Stored items
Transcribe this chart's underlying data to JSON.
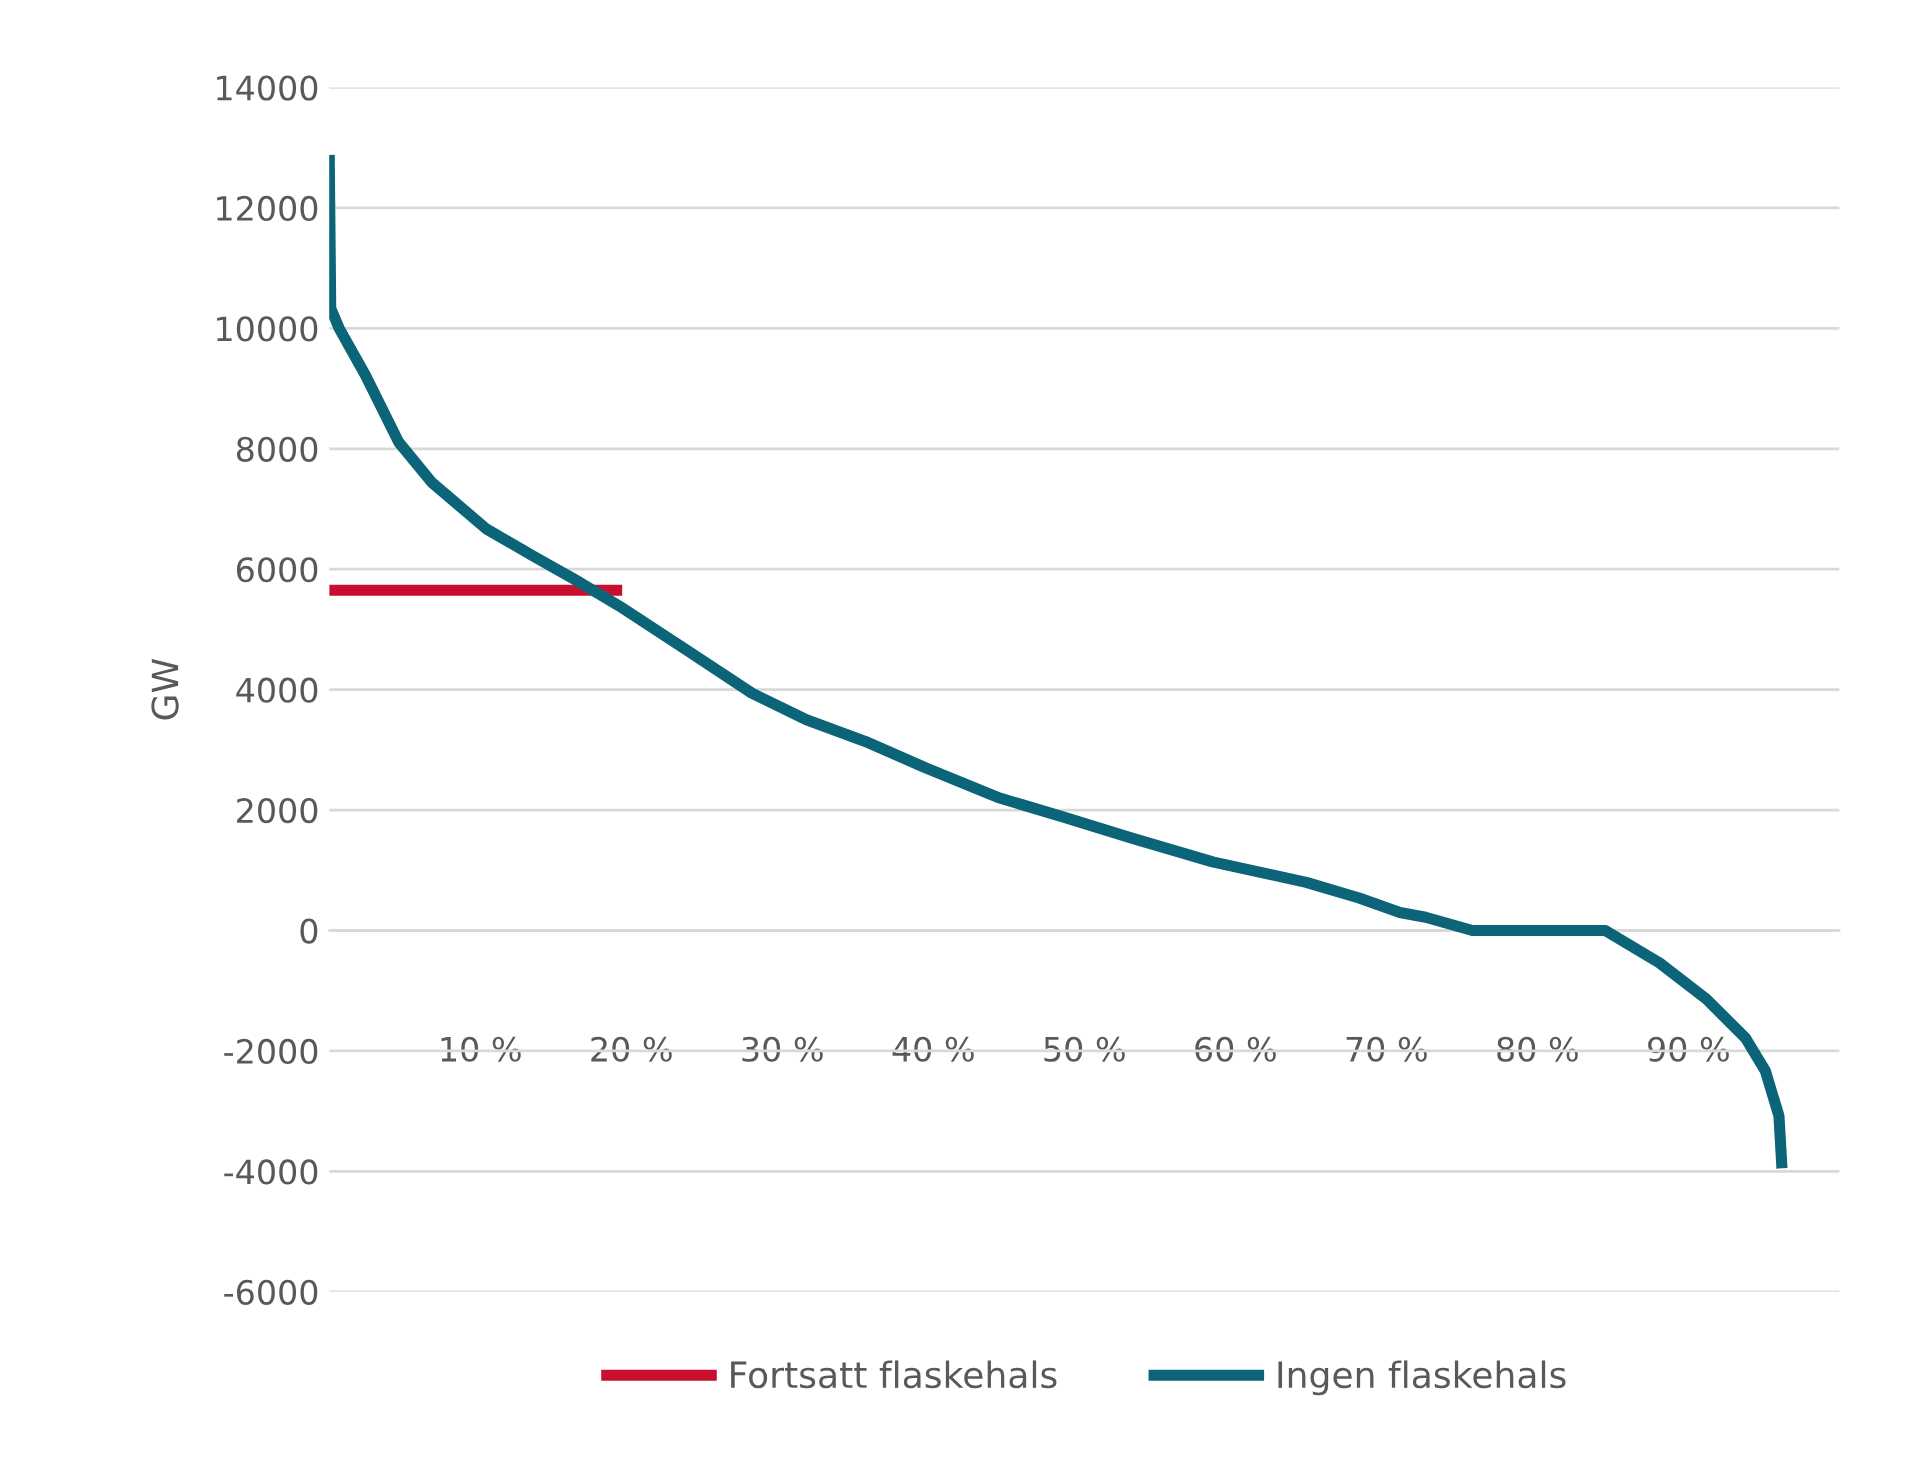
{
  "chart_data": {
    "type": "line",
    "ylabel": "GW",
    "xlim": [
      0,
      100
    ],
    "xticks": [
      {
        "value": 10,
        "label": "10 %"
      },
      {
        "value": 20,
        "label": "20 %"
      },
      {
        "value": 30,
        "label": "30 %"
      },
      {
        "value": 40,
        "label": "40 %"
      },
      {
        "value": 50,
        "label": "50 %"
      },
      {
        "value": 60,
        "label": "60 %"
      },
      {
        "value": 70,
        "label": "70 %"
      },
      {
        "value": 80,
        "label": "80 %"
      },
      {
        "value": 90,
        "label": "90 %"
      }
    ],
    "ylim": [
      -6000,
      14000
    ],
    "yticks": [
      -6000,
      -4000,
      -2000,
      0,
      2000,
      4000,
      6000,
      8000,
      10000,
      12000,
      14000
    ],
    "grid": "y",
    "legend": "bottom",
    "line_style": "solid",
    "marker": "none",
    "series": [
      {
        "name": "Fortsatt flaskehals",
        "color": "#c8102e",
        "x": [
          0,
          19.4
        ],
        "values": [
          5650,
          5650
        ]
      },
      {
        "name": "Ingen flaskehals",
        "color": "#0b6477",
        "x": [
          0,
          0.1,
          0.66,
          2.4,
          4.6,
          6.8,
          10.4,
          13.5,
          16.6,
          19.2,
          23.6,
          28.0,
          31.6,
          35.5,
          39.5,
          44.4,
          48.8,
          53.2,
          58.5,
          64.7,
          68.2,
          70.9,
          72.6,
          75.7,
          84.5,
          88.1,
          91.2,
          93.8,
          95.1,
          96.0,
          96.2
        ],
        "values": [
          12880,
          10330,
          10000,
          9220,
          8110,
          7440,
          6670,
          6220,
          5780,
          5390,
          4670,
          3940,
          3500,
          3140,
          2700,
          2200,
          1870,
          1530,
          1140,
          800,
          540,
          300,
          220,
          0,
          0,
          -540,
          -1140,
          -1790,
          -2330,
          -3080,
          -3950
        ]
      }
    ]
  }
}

TASK DETAILS: Retype all of the entries exactly as written, leaving out any images.

FINAL RESULT:
Transcribe this chart's underlying data to JSON.
{
  "chart_data": {
    "type": "line",
    "ylabel": "GW",
    "xlim": [
      0,
      100
    ],
    "xticks": [
      {
        "value": 10,
        "label": "10 %"
      },
      {
        "value": 20,
        "label": "20 %"
      },
      {
        "value": 30,
        "label": "30 %"
      },
      {
        "value": 40,
        "label": "40 %"
      },
      {
        "value": 50,
        "label": "50 %"
      },
      {
        "value": 60,
        "label": "60 %"
      },
      {
        "value": 70,
        "label": "70 %"
      },
      {
        "value": 80,
        "label": "80 %"
      },
      {
        "value": 90,
        "label": "90 %"
      }
    ],
    "ylim": [
      -6000,
      14000
    ],
    "yticks": [
      -6000,
      -4000,
      -2000,
      0,
      2000,
      4000,
      6000,
      8000,
      10000,
      12000,
      14000
    ],
    "grid": "y",
    "legend": "bottom",
    "line_style": "solid",
    "marker": "none",
    "series": [
      {
        "name": "Fortsatt flaskehals",
        "color": "#c8102e",
        "x": [
          0,
          19.4
        ],
        "values": [
          5650,
          5650
        ]
      },
      {
        "name": "Ingen flaskehals",
        "color": "#0b6477",
        "x": [
          0,
          0.1,
          0.66,
          2.4,
          4.6,
          6.8,
          10.4,
          13.5,
          16.6,
          19.2,
          23.6,
          28.0,
          31.6,
          35.5,
          39.5,
          44.4,
          48.8,
          53.2,
          58.5,
          64.7,
          68.2,
          70.9,
          72.6,
          75.7,
          84.5,
          88.1,
          91.2,
          93.8,
          95.1,
          96.0,
          96.2
        ],
        "values": [
          12880,
          10330,
          10000,
          9220,
          8110,
          7440,
          6670,
          6220,
          5780,
          5390,
          4670,
          3940,
          3500,
          3140,
          2700,
          2200,
          1870,
          1530,
          1140,
          800,
          540,
          300,
          220,
          0,
          0,
          -540,
          -1140,
          -1790,
          -2330,
          -3080,
          -3950
        ]
      }
    ]
  }
}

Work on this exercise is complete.